▸ **Stated problem**
Return the material exactly as supplied, apart from the pictures, which are omitted.

** Start Data provided **

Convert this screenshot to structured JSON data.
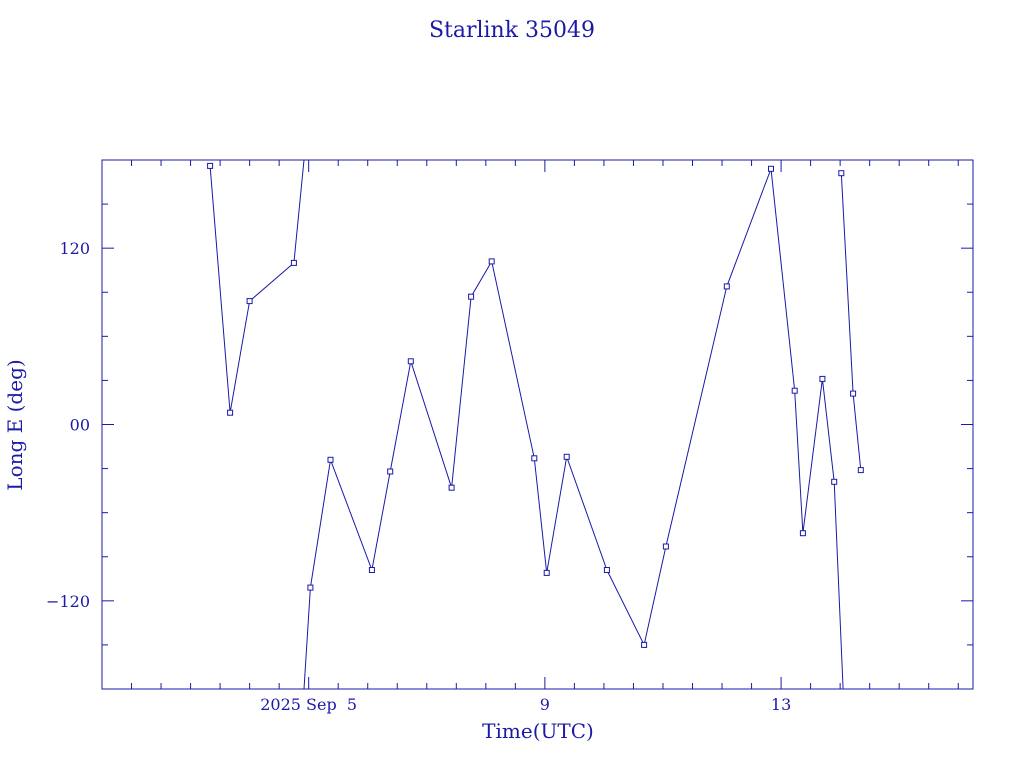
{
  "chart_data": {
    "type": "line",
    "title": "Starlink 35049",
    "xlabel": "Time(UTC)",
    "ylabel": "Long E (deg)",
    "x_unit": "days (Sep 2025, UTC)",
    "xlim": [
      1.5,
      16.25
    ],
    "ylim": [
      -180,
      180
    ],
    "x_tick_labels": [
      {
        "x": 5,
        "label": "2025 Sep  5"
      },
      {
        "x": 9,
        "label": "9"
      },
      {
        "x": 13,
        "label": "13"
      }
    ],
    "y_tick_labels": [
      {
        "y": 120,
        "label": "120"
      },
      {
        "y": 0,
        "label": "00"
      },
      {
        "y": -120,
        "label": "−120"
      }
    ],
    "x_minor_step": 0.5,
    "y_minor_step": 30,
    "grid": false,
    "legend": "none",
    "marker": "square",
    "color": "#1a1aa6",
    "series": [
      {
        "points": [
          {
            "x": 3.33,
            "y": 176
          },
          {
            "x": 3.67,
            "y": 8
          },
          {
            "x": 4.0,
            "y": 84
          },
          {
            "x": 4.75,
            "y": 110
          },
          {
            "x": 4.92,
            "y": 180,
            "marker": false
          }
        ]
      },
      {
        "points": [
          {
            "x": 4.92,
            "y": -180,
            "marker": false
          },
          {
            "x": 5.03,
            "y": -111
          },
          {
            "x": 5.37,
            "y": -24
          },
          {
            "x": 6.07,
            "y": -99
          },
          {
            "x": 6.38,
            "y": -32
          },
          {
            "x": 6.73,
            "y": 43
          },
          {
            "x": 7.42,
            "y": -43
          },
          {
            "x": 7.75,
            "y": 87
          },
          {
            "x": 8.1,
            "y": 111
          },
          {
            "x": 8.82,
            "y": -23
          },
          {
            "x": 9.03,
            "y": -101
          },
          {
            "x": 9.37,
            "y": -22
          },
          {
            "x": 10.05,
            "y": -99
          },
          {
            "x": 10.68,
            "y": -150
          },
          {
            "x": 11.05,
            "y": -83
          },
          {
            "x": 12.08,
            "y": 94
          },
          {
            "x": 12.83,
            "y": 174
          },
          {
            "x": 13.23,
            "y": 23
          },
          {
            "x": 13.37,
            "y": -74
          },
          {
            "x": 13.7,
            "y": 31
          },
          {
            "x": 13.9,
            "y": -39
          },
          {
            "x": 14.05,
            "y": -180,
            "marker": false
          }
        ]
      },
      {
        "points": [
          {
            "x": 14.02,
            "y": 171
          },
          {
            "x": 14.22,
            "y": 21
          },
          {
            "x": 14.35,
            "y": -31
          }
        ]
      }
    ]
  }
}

** End Data provided **

▸ **Response to this exercise**
Convert this screenshot to structured JSON data.
{
  "chart_data": {
    "type": "line",
    "title": "Starlink 35049",
    "xlabel": "Time(UTC)",
    "ylabel": "Long E (deg)",
    "x_unit": "days (Sep 2025, UTC)",
    "xlim": [
      1.5,
      16.25
    ],
    "ylim": [
      -180,
      180
    ],
    "x_tick_labels": [
      {
        "x": 5,
        "label": "2025 Sep  5"
      },
      {
        "x": 9,
        "label": "9"
      },
      {
        "x": 13,
        "label": "13"
      }
    ],
    "y_tick_labels": [
      {
        "y": 120,
        "label": "120"
      },
      {
        "y": 0,
        "label": "00"
      },
      {
        "y": -120,
        "label": "−120"
      }
    ],
    "x_minor_step": 0.5,
    "y_minor_step": 30,
    "grid": false,
    "legend": "none",
    "marker": "square",
    "color": "#1a1aa6",
    "series": [
      {
        "points": [
          {
            "x": 3.33,
            "y": 176
          },
          {
            "x": 3.67,
            "y": 8
          },
          {
            "x": 4.0,
            "y": 84
          },
          {
            "x": 4.75,
            "y": 110
          },
          {
            "x": 4.92,
            "y": 180,
            "marker": false
          }
        ]
      },
      {
        "points": [
          {
            "x": 4.92,
            "y": -180,
            "marker": false
          },
          {
            "x": 5.03,
            "y": -111
          },
          {
            "x": 5.37,
            "y": -24
          },
          {
            "x": 6.07,
            "y": -99
          },
          {
            "x": 6.38,
            "y": -32
          },
          {
            "x": 6.73,
            "y": 43
          },
          {
            "x": 7.42,
            "y": -43
          },
          {
            "x": 7.75,
            "y": 87
          },
          {
            "x": 8.1,
            "y": 111
          },
          {
            "x": 8.82,
            "y": -23
          },
          {
            "x": 9.03,
            "y": -101
          },
          {
            "x": 9.37,
            "y": -22
          },
          {
            "x": 10.05,
            "y": -99
          },
          {
            "x": 10.68,
            "y": -150
          },
          {
            "x": 11.05,
            "y": -83
          },
          {
            "x": 12.08,
            "y": 94
          },
          {
            "x": 12.83,
            "y": 174
          },
          {
            "x": 13.23,
            "y": 23
          },
          {
            "x": 13.37,
            "y": -74
          },
          {
            "x": 13.7,
            "y": 31
          },
          {
            "x": 13.9,
            "y": -39
          },
          {
            "x": 14.05,
            "y": -180,
            "marker": false
          }
        ]
      },
      {
        "points": [
          {
            "x": 14.02,
            "y": 171
          },
          {
            "x": 14.22,
            "y": 21
          },
          {
            "x": 14.35,
            "y": -31
          }
        ]
      }
    ]
  }
}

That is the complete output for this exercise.